◆ **ENTRIES**:

====================

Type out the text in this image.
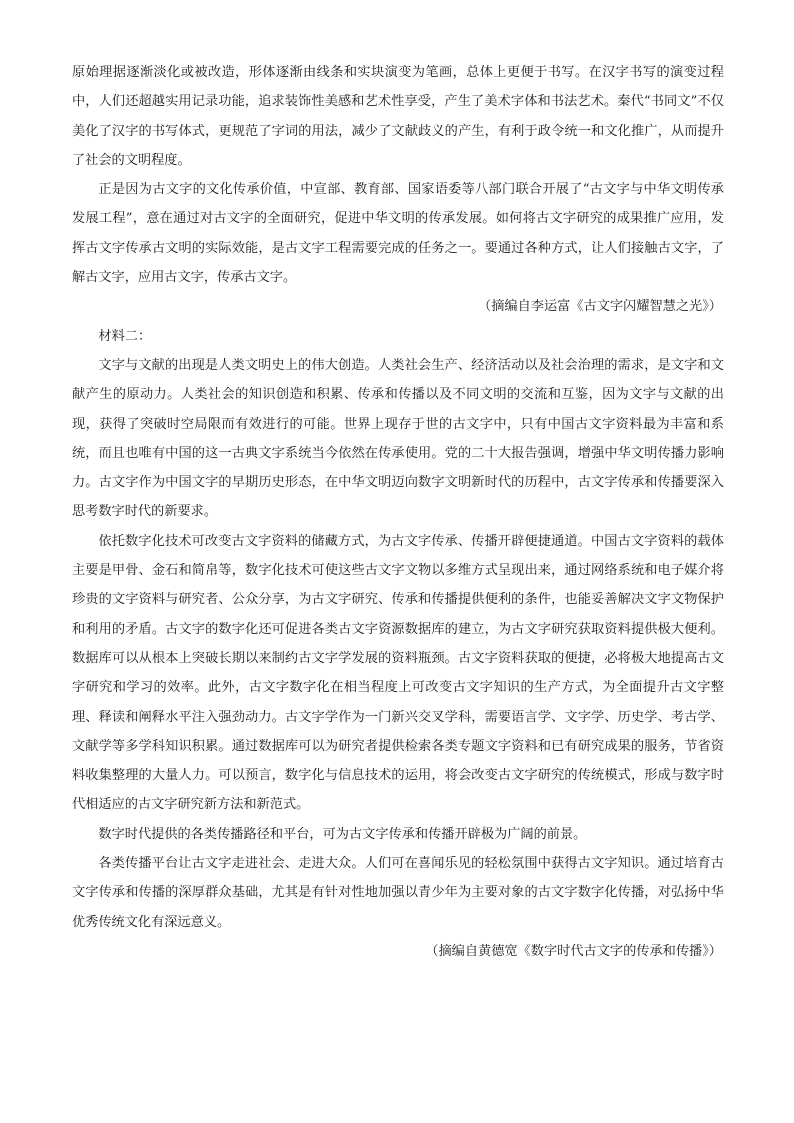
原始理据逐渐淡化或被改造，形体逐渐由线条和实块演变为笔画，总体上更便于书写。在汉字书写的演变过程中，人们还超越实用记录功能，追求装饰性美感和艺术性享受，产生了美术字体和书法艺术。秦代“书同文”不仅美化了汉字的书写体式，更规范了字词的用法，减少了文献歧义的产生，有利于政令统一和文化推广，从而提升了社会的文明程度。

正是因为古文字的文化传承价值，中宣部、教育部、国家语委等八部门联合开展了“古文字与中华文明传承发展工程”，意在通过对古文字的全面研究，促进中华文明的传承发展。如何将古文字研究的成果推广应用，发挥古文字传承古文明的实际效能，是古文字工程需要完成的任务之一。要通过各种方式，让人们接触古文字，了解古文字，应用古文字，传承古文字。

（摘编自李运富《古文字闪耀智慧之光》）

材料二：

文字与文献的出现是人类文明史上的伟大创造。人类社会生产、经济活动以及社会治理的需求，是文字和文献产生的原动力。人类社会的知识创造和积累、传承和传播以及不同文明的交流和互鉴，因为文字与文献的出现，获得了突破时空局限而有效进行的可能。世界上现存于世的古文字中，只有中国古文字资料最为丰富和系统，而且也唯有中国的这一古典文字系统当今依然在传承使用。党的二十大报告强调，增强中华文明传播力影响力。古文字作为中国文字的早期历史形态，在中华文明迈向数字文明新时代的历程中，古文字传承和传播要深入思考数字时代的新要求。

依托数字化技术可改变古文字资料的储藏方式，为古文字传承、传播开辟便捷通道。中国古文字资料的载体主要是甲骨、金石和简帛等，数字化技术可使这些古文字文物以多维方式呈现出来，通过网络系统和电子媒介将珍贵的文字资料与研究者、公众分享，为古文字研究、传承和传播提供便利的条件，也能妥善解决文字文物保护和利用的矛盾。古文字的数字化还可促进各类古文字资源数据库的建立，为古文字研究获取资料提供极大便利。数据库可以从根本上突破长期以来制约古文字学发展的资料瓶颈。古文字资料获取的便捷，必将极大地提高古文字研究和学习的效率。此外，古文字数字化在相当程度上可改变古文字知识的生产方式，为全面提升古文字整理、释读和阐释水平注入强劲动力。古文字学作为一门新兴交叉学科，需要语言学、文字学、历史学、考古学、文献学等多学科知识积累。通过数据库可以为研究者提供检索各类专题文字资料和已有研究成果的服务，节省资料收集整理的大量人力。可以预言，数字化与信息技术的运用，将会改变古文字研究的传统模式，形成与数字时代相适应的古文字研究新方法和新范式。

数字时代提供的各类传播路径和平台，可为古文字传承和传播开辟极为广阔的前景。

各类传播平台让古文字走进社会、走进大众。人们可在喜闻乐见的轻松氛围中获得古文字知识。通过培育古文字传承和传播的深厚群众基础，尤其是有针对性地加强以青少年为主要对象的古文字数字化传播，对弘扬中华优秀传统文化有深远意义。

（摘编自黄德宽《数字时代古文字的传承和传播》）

====================

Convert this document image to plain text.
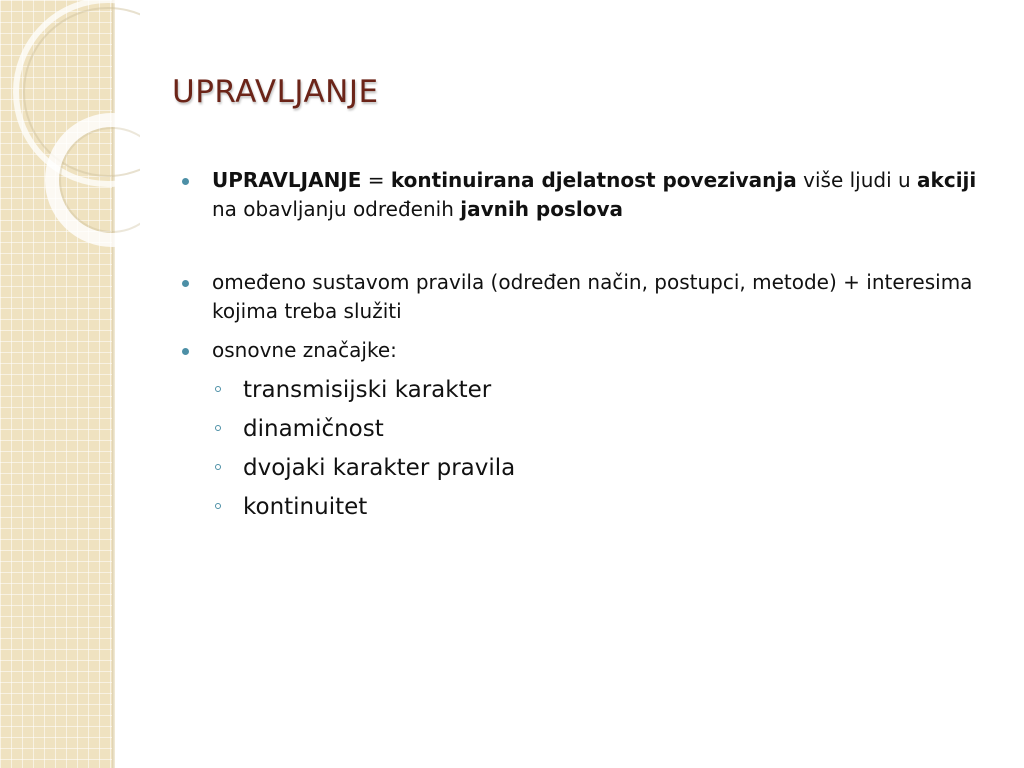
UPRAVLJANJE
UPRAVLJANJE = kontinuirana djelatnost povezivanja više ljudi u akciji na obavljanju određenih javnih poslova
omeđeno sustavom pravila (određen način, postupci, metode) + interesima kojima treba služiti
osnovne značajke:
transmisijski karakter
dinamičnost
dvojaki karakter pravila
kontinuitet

====================

◆ **SET PROBLEM**: Copy every line of the records above that contains "this".

◆ **COMPLETED TASK**:
Type out the text in this image.
Convert this document image to plain text.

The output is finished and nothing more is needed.